_WRITTEN TASK_
Omitting all pictures, print the lines of the listing from the one containing "Give me the" through the final line, both ends included, with no other text.

_STORED RECORDS_
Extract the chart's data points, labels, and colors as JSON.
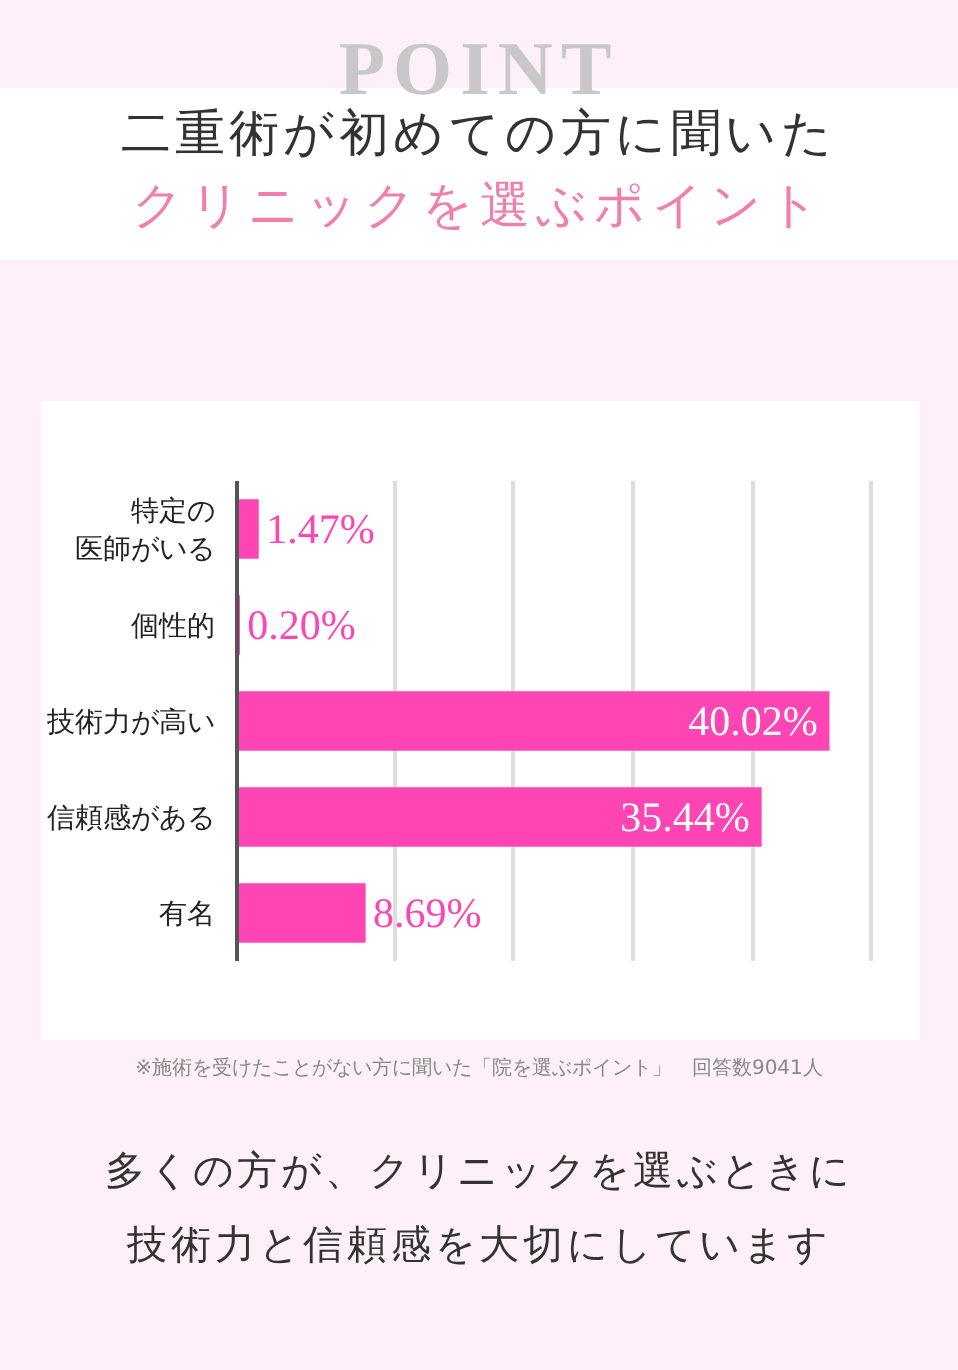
{
  "chart_data": {
    "type": "bar",
    "orientation": "horizontal",
    "title": "二重術が初めての方に聞いた",
    "subtitle": "クリニックを選ぶポイント",
    "categories": [
      "特定の医師がいる",
      "個性的",
      "技術力が高い",
      "信頼感がある",
      "有名"
    ],
    "values": [
      1.47,
      0.2,
      40.02,
      35.44,
      8.69
    ],
    "value_labels": [
      "1.47%",
      "0.20%",
      "40.02%",
      "35.44%",
      "8.69%"
    ],
    "color": "#ff44b4",
    "xlim": [
      0,
      43.5
    ],
    "xticks": [
      {
        "value": 10.7,
        "label": null
      },
      {
        "value": 18.7,
        "label": null
      },
      {
        "value": 26.8,
        "label": null
      },
      {
        "value": 34.8,
        "label": null
      },
      {
        "value": 42.8,
        "label": null
      }
    ],
    "grid": "x",
    "annotations": [
      "POINT",
      "※施術を受けたことがない方に聞いた「院を選ぶポイント」　回答数9041人",
      "多くの方が、クリニックを選ぶときに",
      "技術力と信頼感を大切にしています"
    ]
  }
}
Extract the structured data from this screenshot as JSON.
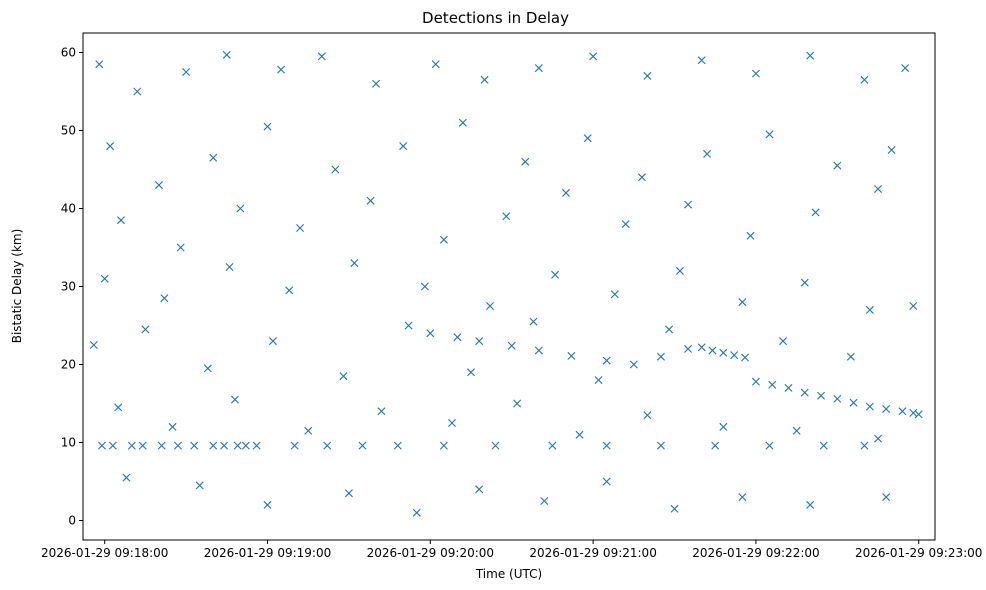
{
  "chart_data": {
    "type": "scatter",
    "title": "Detections in Delay",
    "xlabel": "Time (UTC)",
    "ylabel": "Bistatic Delay (km)",
    "x_axis_type": "time",
    "xlim": [
      "2026-01-29 09:17:52",
      "2026-01-29 09:23:06"
    ],
    "ylim": [
      -2.5,
      62.5
    ],
    "x_ticks": [
      "2026-01-29 09:18:00",
      "2026-01-29 09:19:00",
      "2026-01-29 09:20:00",
      "2026-01-29 09:21:00",
      "2026-01-29 09:22:00",
      "2026-01-29 09:23:00"
    ],
    "y_ticks": [
      0,
      10,
      20,
      30,
      40,
      50,
      60
    ],
    "grid": false,
    "legend": "none",
    "marker": "x",
    "color": "#1f77b4",
    "series": [
      {
        "points": [
          [
            "2026-01-29 09:17:59",
            9.6
          ],
          [
            "2026-01-29 09:18:03",
            9.6
          ],
          [
            "2026-01-29 09:18:10",
            9.6
          ],
          [
            "2026-01-29 09:18:14",
            9.6
          ],
          [
            "2026-01-29 09:18:21",
            9.6
          ],
          [
            "2026-01-29 09:18:27",
            9.6
          ],
          [
            "2026-01-29 09:18:33",
            9.6
          ],
          [
            "2026-01-29 09:18:40",
            9.6
          ],
          [
            "2026-01-29 09:18:44",
            9.6
          ],
          [
            "2026-01-29 09:18:49",
            9.6
          ],
          [
            "2026-01-29 09:18:52",
            9.6
          ],
          [
            "2026-01-29 09:18:56",
            9.6
          ],
          [
            "2026-01-29 09:19:10",
            9.6
          ],
          [
            "2026-01-29 09:19:22",
            9.6
          ],
          [
            "2026-01-29 09:19:35",
            9.6
          ],
          [
            "2026-01-29 09:19:48",
            9.6
          ],
          [
            "2026-01-29 09:20:05",
            9.6
          ],
          [
            "2026-01-29 09:20:24",
            9.6
          ],
          [
            "2026-01-29 09:20:45",
            9.6
          ],
          [
            "2026-01-29 09:21:05",
            9.6
          ],
          [
            "2026-01-29 09:21:25",
            9.6
          ],
          [
            "2026-01-29 09:21:45",
            9.6
          ],
          [
            "2026-01-29 09:22:05",
            9.6
          ],
          [
            "2026-01-29 09:22:25",
            9.6
          ],
          [
            "2026-01-29 09:22:40",
            9.6
          ],
          [
            "2026-01-29 09:20:00",
            24.0
          ],
          [
            "2026-01-29 09:20:10",
            23.5
          ],
          [
            "2026-01-29 09:20:18",
            23.0
          ],
          [
            "2026-01-29 09:20:30",
            22.4
          ],
          [
            "2026-01-29 09:20:40",
            21.8
          ],
          [
            "2026-01-29 09:20:52",
            21.1
          ],
          [
            "2026-01-29 09:21:05",
            20.5
          ],
          [
            "2026-01-29 09:21:15",
            20.0
          ],
          [
            "2026-01-29 09:21:25",
            21.0
          ],
          [
            "2026-01-29 09:21:35",
            22.0
          ],
          [
            "2026-01-29 09:21:40",
            22.2
          ],
          [
            "2026-01-29 09:21:44",
            21.8
          ],
          [
            "2026-01-29 09:21:48",
            21.5
          ],
          [
            "2026-01-29 09:21:52",
            21.2
          ],
          [
            "2026-01-29 09:21:56",
            20.9
          ],
          [
            "2026-01-29 09:22:00",
            17.8
          ],
          [
            "2026-01-29 09:22:06",
            17.4
          ],
          [
            "2026-01-29 09:22:12",
            17.0
          ],
          [
            "2026-01-29 09:22:18",
            16.4
          ],
          [
            "2026-01-29 09:22:24",
            16.0
          ],
          [
            "2026-01-29 09:22:30",
            15.6
          ],
          [
            "2026-01-29 09:22:36",
            15.1
          ],
          [
            "2026-01-29 09:22:42",
            14.6
          ],
          [
            "2026-01-29 09:22:48",
            14.3
          ],
          [
            "2026-01-29 09:22:54",
            14.0
          ],
          [
            "2026-01-29 09:22:58",
            13.8
          ],
          [
            "2026-01-29 09:23:00",
            13.6
          ],
          [
            "2026-01-29 09:17:58",
            58.5
          ],
          [
            "2026-01-29 09:18:12",
            55.0
          ],
          [
            "2026-01-29 09:18:30",
            57.5
          ],
          [
            "2026-01-29 09:18:45",
            59.7
          ],
          [
            "2026-01-29 09:19:05",
            57.8
          ],
          [
            "2026-01-29 09:19:20",
            59.5
          ],
          [
            "2026-01-29 09:19:40",
            56.0
          ],
          [
            "2026-01-29 09:20:02",
            58.5
          ],
          [
            "2026-01-29 09:20:20",
            56.5
          ],
          [
            "2026-01-29 09:20:40",
            58.0
          ],
          [
            "2026-01-29 09:21:00",
            59.5
          ],
          [
            "2026-01-29 09:21:20",
            57.0
          ],
          [
            "2026-01-29 09:21:40",
            59.0
          ],
          [
            "2026-01-29 09:22:00",
            57.3
          ],
          [
            "2026-01-29 09:22:20",
            59.6
          ],
          [
            "2026-01-29 09:22:40",
            56.5
          ],
          [
            "2026-01-29 09:22:55",
            58.0
          ],
          [
            "2026-01-29 09:18:02",
            48.0
          ],
          [
            "2026-01-29 09:18:20",
            43.0
          ],
          [
            "2026-01-29 09:18:40",
            46.5
          ],
          [
            "2026-01-29 09:19:00",
            50.5
          ],
          [
            "2026-01-29 09:19:25",
            45.0
          ],
          [
            "2026-01-29 09:19:50",
            48.0
          ],
          [
            "2026-01-29 09:20:12",
            51.0
          ],
          [
            "2026-01-29 09:20:35",
            46.0
          ],
          [
            "2026-01-29 09:20:58",
            49.0
          ],
          [
            "2026-01-29 09:21:18",
            44.0
          ],
          [
            "2026-01-29 09:21:42",
            47.0
          ],
          [
            "2026-01-29 09:22:05",
            49.5
          ],
          [
            "2026-01-29 09:22:30",
            45.5
          ],
          [
            "2026-01-29 09:22:50",
            47.5
          ],
          [
            "2026-01-29 09:18:06",
            38.5
          ],
          [
            "2026-01-29 09:18:28",
            35.0
          ],
          [
            "2026-01-29 09:18:50",
            40.0
          ],
          [
            "2026-01-29 09:19:12",
            37.5
          ],
          [
            "2026-01-29 09:19:38",
            41.0
          ],
          [
            "2026-01-29 09:20:05",
            36.0
          ],
          [
            "2026-01-29 09:20:28",
            39.0
          ],
          [
            "2026-01-29 09:20:50",
            42.0
          ],
          [
            "2026-01-29 09:21:12",
            38.0
          ],
          [
            "2026-01-29 09:21:35",
            40.5
          ],
          [
            "2026-01-29 09:21:58",
            36.5
          ],
          [
            "2026-01-29 09:22:22",
            39.5
          ],
          [
            "2026-01-29 09:22:45",
            42.5
          ],
          [
            "2026-01-29 09:18:00",
            31.0
          ],
          [
            "2026-01-29 09:18:22",
            28.5
          ],
          [
            "2026-01-29 09:18:46",
            32.5
          ],
          [
            "2026-01-29 09:19:08",
            29.5
          ],
          [
            "2026-01-29 09:19:32",
            33.0
          ],
          [
            "2026-01-29 09:19:58",
            30.0
          ],
          [
            "2026-01-29 09:20:22",
            27.5
          ],
          [
            "2026-01-29 09:20:46",
            31.5
          ],
          [
            "2026-01-29 09:21:08",
            29.0
          ],
          [
            "2026-01-29 09:21:32",
            32.0
          ],
          [
            "2026-01-29 09:21:55",
            28.0
          ],
          [
            "2026-01-29 09:22:18",
            30.5
          ],
          [
            "2026-01-29 09:22:42",
            27.0
          ],
          [
            "2026-01-29 09:17:56",
            22.5
          ],
          [
            "2026-01-29 09:18:15",
            24.5
          ],
          [
            "2026-01-29 09:18:38",
            19.5
          ],
          [
            "2026-01-29 09:19:02",
            23.0
          ],
          [
            "2026-01-29 09:19:28",
            18.5
          ],
          [
            "2026-01-29 09:19:52",
            25.0
          ],
          [
            "2026-01-29 09:20:15",
            19.0
          ],
          [
            "2026-01-29 09:20:38",
            25.5
          ],
          [
            "2026-01-29 09:21:02",
            18.0
          ],
          [
            "2026-01-29 09:21:28",
            24.5
          ],
          [
            "2026-01-29 09:22:10",
            23.0
          ],
          [
            "2026-01-29 09:22:35",
            21.0
          ],
          [
            "2026-01-29 09:22:58",
            27.5
          ],
          [
            "2026-01-29 09:18:05",
            14.5
          ],
          [
            "2026-01-29 09:18:25",
            12.0
          ],
          [
            "2026-01-29 09:18:48",
            15.5
          ],
          [
            "2026-01-29 09:19:15",
            11.5
          ],
          [
            "2026-01-29 09:19:42",
            14.0
          ],
          [
            "2026-01-29 09:20:08",
            12.5
          ],
          [
            "2026-01-29 09:20:32",
            15.0
          ],
          [
            "2026-01-29 09:20:55",
            11.0
          ],
          [
            "2026-01-29 09:21:20",
            13.5
          ],
          [
            "2026-01-29 09:21:48",
            12.0
          ],
          [
            "2026-01-29 09:22:15",
            11.5
          ],
          [
            "2026-01-29 09:22:45",
            10.5
          ],
          [
            "2026-01-29 09:18:08",
            5.5
          ],
          [
            "2026-01-29 09:18:35",
            4.5
          ],
          [
            "2026-01-29 09:19:00",
            2.0
          ],
          [
            "2026-01-29 09:19:30",
            3.5
          ],
          [
            "2026-01-29 09:19:55",
            1.0
          ],
          [
            "2026-01-29 09:20:18",
            4.0
          ],
          [
            "2026-01-29 09:20:42",
            2.5
          ],
          [
            "2026-01-29 09:21:05",
            5.0
          ],
          [
            "2026-01-29 09:21:30",
            1.5
          ],
          [
            "2026-01-29 09:21:55",
            3.0
          ],
          [
            "2026-01-29 09:22:20",
            2.0
          ],
          [
            "2026-01-29 09:22:48",
            3.0
          ]
        ]
      }
    ]
  }
}
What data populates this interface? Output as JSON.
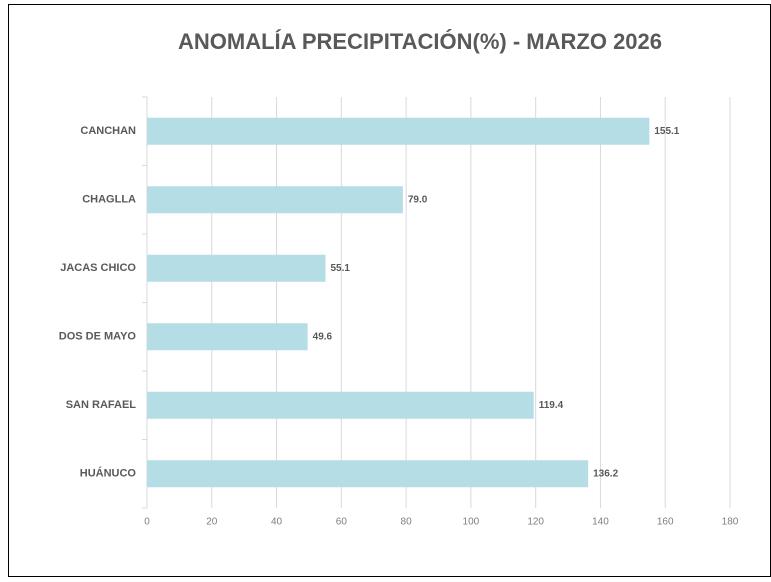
{
  "chart_data": {
    "type": "barh",
    "title": "ANOMALÍA PRECIPITACIÓN(%) - MARZO 2026",
    "categories": [
      "CANCHAN",
      "CHAGLLA",
      "JACAS CHICO",
      "DOS DE MAYO",
      "SAN RAFAEL",
      "HUÁNUCO"
    ],
    "values": [
      155.1,
      79.0,
      55.1,
      49.6,
      119.4,
      136.2
    ],
    "value_labels": [
      "155.1",
      "79.0",
      "55.1",
      "49.6",
      "119.4",
      "136.2"
    ],
    "color": "#b4dde6",
    "xlim": [
      0,
      180
    ],
    "xticks": [
      0,
      20,
      40,
      60,
      80,
      100,
      120,
      140,
      160,
      180
    ],
    "grid": true
  }
}
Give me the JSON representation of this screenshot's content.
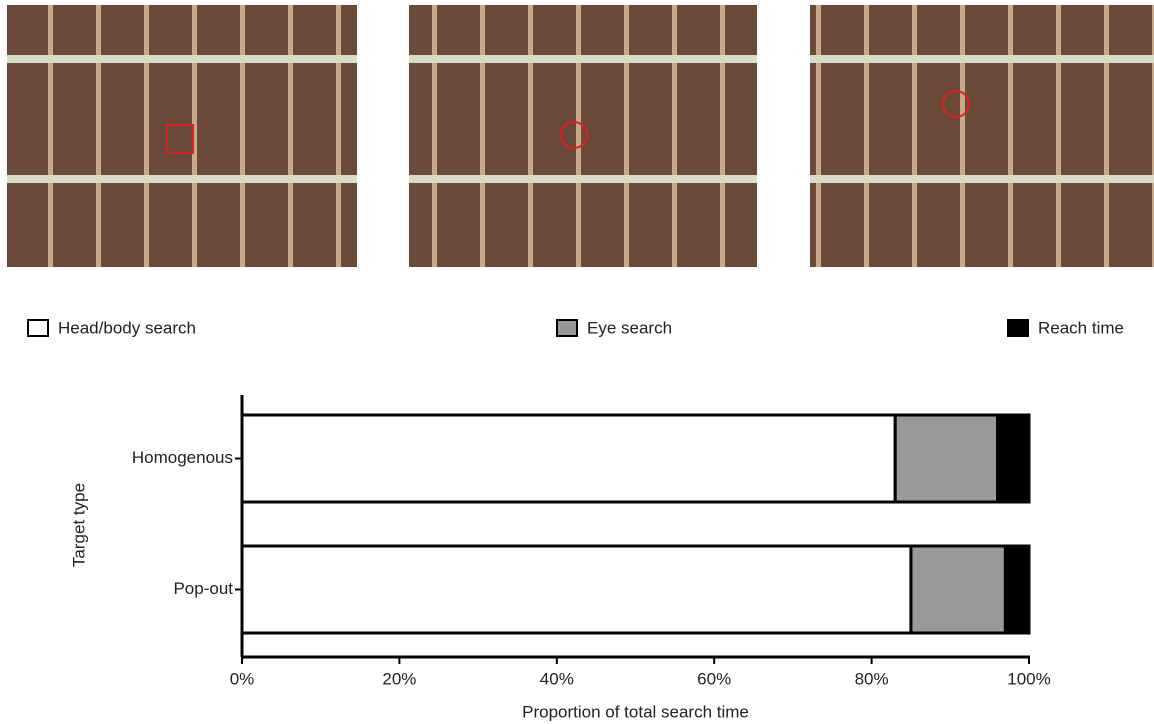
{
  "chart_data": {
    "type": "stacked-barh",
    "categories": [
      "Homogenous",
      "Pop-out"
    ],
    "series": [
      {
        "name": "Head/body search",
        "color": "#ffffff",
        "values": [
          83,
          85
        ]
      },
      {
        "name": "Eye search",
        "color": "#999999",
        "values": [
          13,
          12
        ]
      },
      {
        "name": "Reach time",
        "color": "#000000",
        "values": [
          4,
          3
        ]
      }
    ],
    "xlim": [
      0,
      100
    ],
    "xticks": [
      {
        "value": 0,
        "label": "0%"
      },
      {
        "value": 20,
        "label": "20%"
      },
      {
        "value": 40,
        "label": "40%"
      },
      {
        "value": 60,
        "label": "60%"
      },
      {
        "value": 80,
        "label": "80%"
      },
      {
        "value": 100,
        "label": "100%"
      }
    ],
    "xlabel": "Proportion of total search time",
    "ylabel": "Target type"
  }
}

_FINISHED TASK_
Give me the JSON representation of this screenshot's content.
{
  "chart_data": {
    "type": "stacked-barh",
    "categories": [
      "Homogenous",
      "Pop-out"
    ],
    "series": [
      {
        "name": "Head/body search",
        "color": "#ffffff",
        "values": [
          83,
          85
        ]
      },
      {
        "name": "Eye search",
        "color": "#999999",
        "values": [
          13,
          12
        ]
      },
      {
        "name": "Reach time",
        "color": "#000000",
        "values": [
          4,
          3
        ]
      }
    ],
    "xlim": [
      0,
      100
    ],
    "xticks": [
      {
        "value": 0,
        "label": "0%"
      },
      {
        "value": 20,
        "label": "20%"
      },
      {
        "value": 40,
        "label": "40%"
      },
      {
        "value": 60,
        "label": "60%"
      },
      {
        "value": 80,
        "label": "80%"
      },
      {
        "value": 100,
        "label": "100%"
      }
    ],
    "xlabel": "Proportion of total search time",
    "ylabel": "Target type"
  }
}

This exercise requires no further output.